--- Direction ---
Report how many lines of the entries below contain the word "Equity", and nothing more.

--- Records for this exercise ---
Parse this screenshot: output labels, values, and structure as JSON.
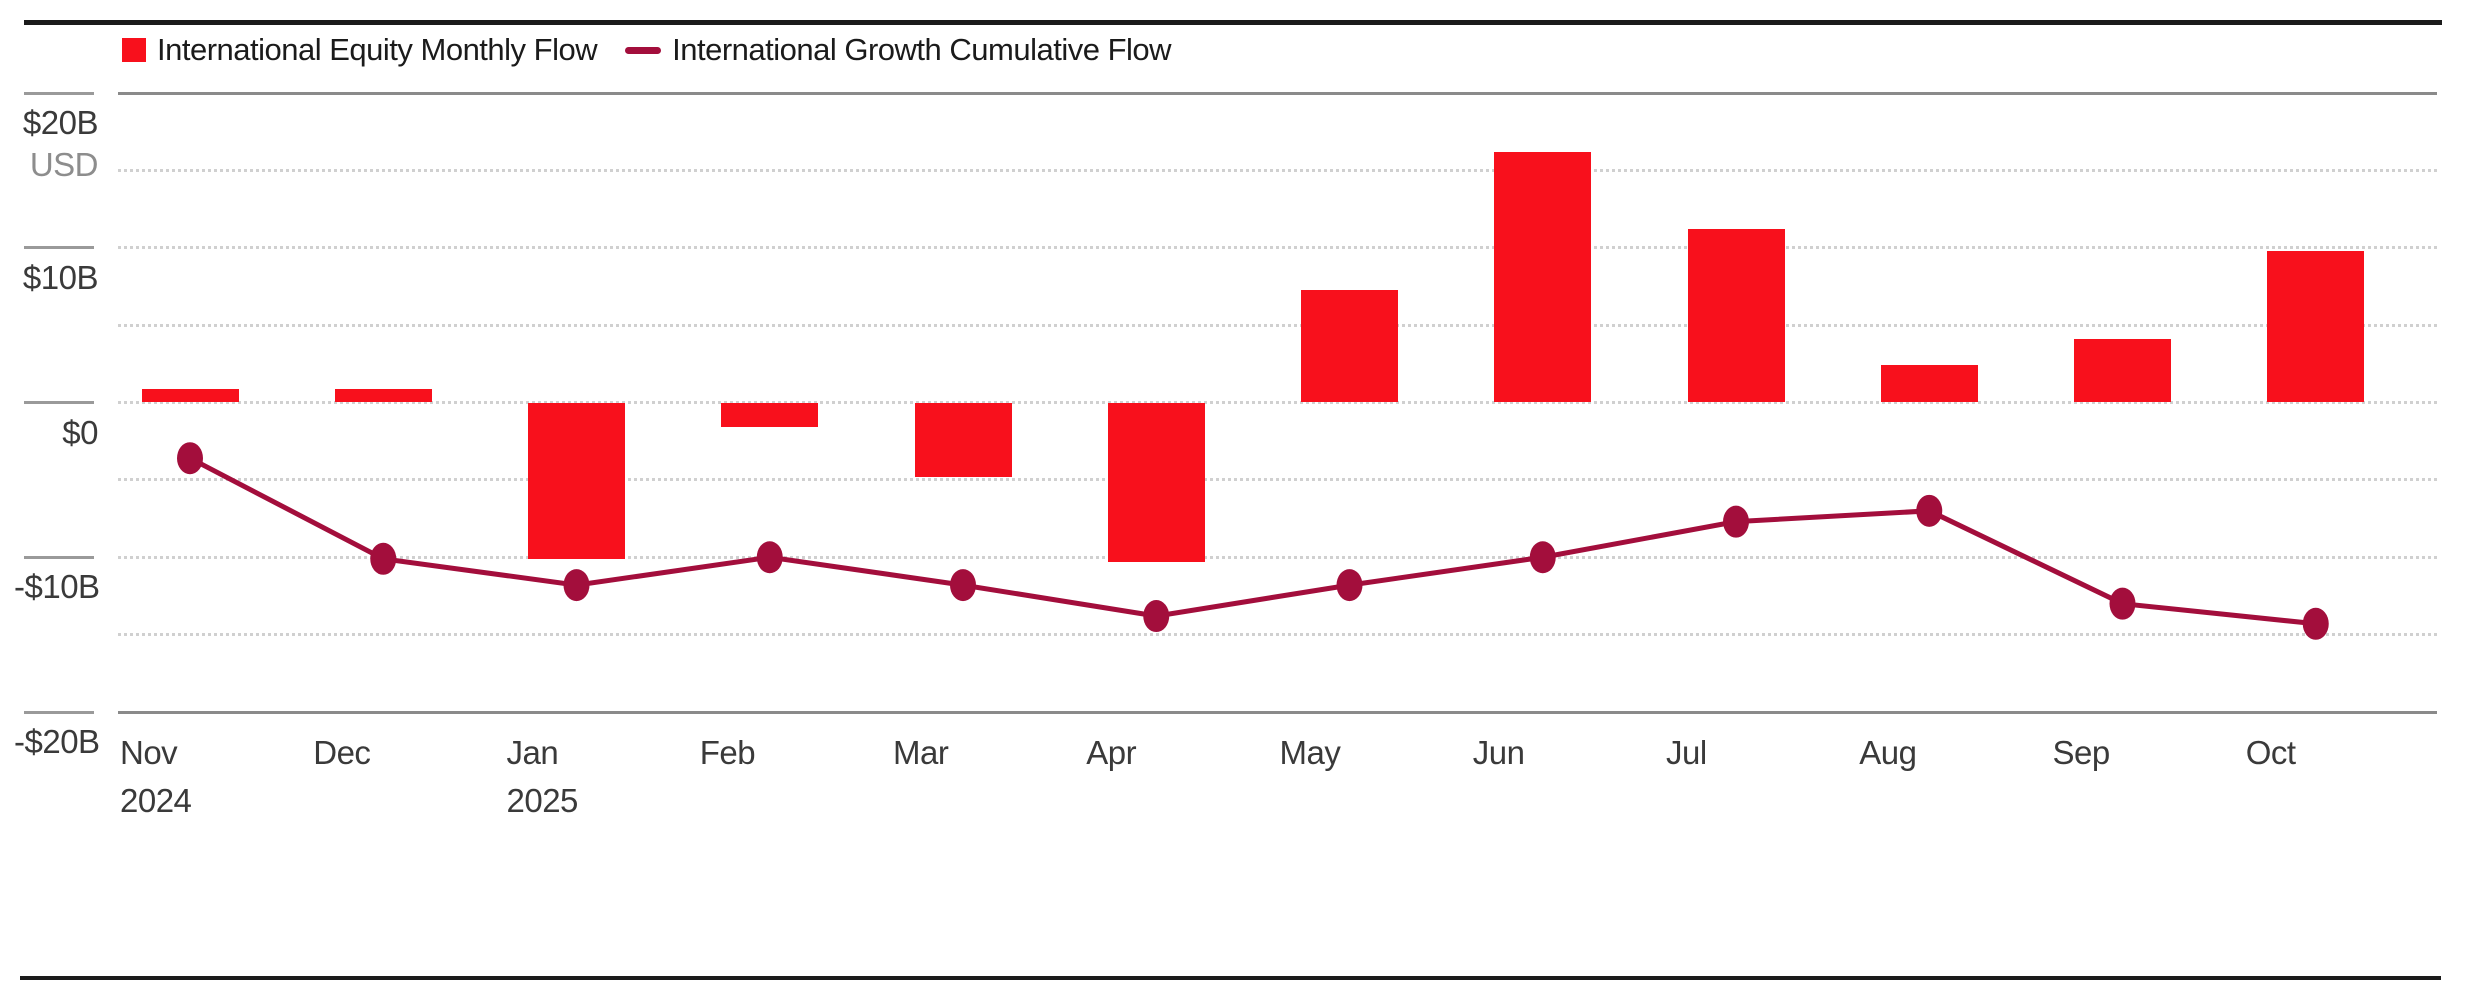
{
  "page": {
    "background": "#ffffff",
    "rule_color": "#1b1b1b"
  },
  "legend": {
    "items": [
      {
        "swatch": "square",
        "color": "#F8101C",
        "label": "International Equity Monthly Flow"
      },
      {
        "swatch": "dash",
        "color": "#A30E3C",
        "label": "International Growth Cumulative Flow"
      }
    ]
  },
  "y_axis": {
    "unit": "USD",
    "tick_labels": [
      "$20B",
      "$10B",
      "$0",
      "-$10B",
      "-$20B"
    ],
    "tick_values": [
      20,
      10,
      0,
      -10,
      -20
    ]
  },
  "x_axis": {
    "months": [
      "Nov",
      "Dec",
      "Jan",
      "Feb",
      "Mar",
      "Apr",
      "May",
      "Jun",
      "Jul",
      "Aug",
      "Sep",
      "Oct"
    ],
    "years": [
      {
        "label": "2024",
        "month_index": 0
      },
      {
        "label": "2025",
        "month_index": 2
      }
    ]
  },
  "chart_data": {
    "type": "bar+line",
    "title": "",
    "categories": [
      "Nov 2024",
      "Dec 2024",
      "Jan 2025",
      "Feb 2025",
      "Mar 2025",
      "Apr 2025",
      "May 2025",
      "Jun 2025",
      "Jul 2025",
      "Aug 2025",
      "Sep 2025",
      "Oct 2025"
    ],
    "series": [
      {
        "name": "International Equity Monthly Flow",
        "type": "bar",
        "color": "#F8101C",
        "unit": "billions USD",
        "values": [
          0.9,
          0.9,
          -10.1,
          -1.6,
          -4.8,
          -10.3,
          7.3,
          16.2,
          11.2,
          2.4,
          4.1,
          9.8
        ]
      },
      {
        "name": "International Growth Cumulative Flow",
        "type": "line",
        "color": "#A30E3C",
        "unit": "billions USD",
        "values": [
          -3.6,
          -10.1,
          -11.8,
          -10.0,
          -11.8,
          -13.8,
          -11.8,
          -10.0,
          -7.7,
          -7.0,
          -13.0,
          -14.3
        ]
      }
    ],
    "ylabel": "USD",
    "ylim": [
      -20,
      20
    ],
    "gridline_step": 5,
    "labeled_gridlines": [
      20,
      10,
      0,
      -10,
      -20
    ],
    "grid": "horizontal dotted, solid top and bottom",
    "legend_position": "top-left"
  }
}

--- Answer below ---
2